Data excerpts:
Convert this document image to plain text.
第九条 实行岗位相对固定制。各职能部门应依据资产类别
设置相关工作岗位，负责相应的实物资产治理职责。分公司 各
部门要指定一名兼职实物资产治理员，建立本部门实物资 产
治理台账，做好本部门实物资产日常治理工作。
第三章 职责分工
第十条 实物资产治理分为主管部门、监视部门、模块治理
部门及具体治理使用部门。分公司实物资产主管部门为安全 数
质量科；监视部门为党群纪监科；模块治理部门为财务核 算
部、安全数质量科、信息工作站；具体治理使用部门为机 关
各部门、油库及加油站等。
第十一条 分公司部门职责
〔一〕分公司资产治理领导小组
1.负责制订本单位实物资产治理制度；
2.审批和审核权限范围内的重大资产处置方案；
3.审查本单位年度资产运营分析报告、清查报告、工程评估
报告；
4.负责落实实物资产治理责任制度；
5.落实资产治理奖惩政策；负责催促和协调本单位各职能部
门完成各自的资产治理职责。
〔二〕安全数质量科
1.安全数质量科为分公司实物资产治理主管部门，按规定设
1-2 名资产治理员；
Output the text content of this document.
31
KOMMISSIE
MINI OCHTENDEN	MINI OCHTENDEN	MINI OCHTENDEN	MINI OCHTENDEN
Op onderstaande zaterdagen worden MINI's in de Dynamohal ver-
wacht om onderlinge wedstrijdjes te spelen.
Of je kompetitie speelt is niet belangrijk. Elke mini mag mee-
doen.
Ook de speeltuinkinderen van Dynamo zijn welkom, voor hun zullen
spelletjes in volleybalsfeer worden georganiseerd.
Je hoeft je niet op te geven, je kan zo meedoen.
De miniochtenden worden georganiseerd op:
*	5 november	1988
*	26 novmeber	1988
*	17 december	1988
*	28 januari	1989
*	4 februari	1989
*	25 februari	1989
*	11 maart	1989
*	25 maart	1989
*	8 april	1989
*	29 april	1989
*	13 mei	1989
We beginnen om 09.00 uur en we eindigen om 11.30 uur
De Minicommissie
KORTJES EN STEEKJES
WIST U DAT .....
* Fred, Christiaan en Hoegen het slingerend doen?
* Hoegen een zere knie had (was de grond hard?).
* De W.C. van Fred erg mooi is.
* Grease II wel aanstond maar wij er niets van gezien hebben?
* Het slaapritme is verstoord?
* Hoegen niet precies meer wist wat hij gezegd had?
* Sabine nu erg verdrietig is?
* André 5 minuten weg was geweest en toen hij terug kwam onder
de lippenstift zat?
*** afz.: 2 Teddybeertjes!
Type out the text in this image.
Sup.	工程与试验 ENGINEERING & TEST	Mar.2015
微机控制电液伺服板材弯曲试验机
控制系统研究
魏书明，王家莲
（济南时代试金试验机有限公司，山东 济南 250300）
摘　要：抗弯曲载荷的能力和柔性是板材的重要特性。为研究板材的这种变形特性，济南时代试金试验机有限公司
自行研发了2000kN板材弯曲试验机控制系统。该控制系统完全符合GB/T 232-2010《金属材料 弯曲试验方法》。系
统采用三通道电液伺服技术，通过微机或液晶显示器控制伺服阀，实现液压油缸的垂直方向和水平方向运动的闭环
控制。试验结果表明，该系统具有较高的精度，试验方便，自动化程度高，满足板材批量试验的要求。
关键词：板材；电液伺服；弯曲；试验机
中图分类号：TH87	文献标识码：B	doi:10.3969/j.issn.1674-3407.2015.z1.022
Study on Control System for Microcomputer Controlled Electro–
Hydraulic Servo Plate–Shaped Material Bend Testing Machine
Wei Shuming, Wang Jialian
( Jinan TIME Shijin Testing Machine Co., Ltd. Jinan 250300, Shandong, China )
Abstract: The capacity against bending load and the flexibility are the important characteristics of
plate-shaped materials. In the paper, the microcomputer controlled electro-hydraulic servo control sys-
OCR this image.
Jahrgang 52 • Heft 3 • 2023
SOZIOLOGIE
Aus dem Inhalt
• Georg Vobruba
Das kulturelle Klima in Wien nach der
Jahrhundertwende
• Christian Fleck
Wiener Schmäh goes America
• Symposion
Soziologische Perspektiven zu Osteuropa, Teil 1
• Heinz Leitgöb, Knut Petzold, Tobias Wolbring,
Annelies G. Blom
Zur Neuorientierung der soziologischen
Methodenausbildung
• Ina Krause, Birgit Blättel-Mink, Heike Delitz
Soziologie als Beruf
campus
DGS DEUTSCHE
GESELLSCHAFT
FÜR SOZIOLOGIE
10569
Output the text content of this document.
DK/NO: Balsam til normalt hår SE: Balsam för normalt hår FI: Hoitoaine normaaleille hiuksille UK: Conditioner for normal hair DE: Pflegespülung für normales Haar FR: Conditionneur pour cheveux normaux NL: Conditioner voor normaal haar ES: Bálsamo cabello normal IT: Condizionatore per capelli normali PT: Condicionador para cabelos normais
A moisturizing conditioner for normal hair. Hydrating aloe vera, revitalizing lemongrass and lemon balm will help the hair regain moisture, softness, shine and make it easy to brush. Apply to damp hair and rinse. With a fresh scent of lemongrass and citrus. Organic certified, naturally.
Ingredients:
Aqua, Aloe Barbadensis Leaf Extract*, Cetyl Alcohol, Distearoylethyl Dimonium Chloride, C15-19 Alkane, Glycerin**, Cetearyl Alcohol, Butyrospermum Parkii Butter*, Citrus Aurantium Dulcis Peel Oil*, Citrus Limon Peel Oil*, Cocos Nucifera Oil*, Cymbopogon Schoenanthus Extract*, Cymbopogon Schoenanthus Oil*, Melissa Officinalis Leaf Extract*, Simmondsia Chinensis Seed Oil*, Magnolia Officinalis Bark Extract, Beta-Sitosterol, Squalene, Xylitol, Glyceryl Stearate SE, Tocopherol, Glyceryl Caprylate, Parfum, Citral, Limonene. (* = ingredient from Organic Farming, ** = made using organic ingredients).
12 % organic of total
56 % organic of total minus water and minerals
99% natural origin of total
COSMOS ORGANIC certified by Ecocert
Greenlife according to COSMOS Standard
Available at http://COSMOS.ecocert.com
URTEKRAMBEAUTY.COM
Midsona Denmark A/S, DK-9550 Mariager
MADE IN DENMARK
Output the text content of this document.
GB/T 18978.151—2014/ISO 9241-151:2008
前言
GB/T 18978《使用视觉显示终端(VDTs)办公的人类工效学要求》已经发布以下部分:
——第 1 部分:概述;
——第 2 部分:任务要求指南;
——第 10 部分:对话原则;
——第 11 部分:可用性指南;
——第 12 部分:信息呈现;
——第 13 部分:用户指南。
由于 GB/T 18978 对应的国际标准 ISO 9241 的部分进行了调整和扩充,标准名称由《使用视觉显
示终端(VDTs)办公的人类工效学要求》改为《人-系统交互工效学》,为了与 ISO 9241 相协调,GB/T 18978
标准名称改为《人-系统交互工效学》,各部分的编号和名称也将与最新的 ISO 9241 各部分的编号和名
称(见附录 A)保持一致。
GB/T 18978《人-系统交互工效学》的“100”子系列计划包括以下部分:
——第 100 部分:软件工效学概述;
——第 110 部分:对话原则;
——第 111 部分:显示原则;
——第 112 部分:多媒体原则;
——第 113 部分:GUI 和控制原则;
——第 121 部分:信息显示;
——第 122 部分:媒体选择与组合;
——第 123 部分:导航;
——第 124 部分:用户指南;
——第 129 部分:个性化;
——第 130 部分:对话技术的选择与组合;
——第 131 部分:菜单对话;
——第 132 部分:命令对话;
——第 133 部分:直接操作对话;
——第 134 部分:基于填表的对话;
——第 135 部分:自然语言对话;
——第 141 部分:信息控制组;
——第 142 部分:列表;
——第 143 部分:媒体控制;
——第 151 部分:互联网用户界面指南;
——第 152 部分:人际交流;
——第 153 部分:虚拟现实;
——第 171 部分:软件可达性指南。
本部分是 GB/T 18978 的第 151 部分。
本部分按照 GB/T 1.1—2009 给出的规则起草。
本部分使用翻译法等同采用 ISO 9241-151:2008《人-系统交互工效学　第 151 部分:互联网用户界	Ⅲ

Given instruction. Exactly how many lines of the listing above contain the string "济南时代试金试验机有限公司"? Give no more than the number.

Task response. 2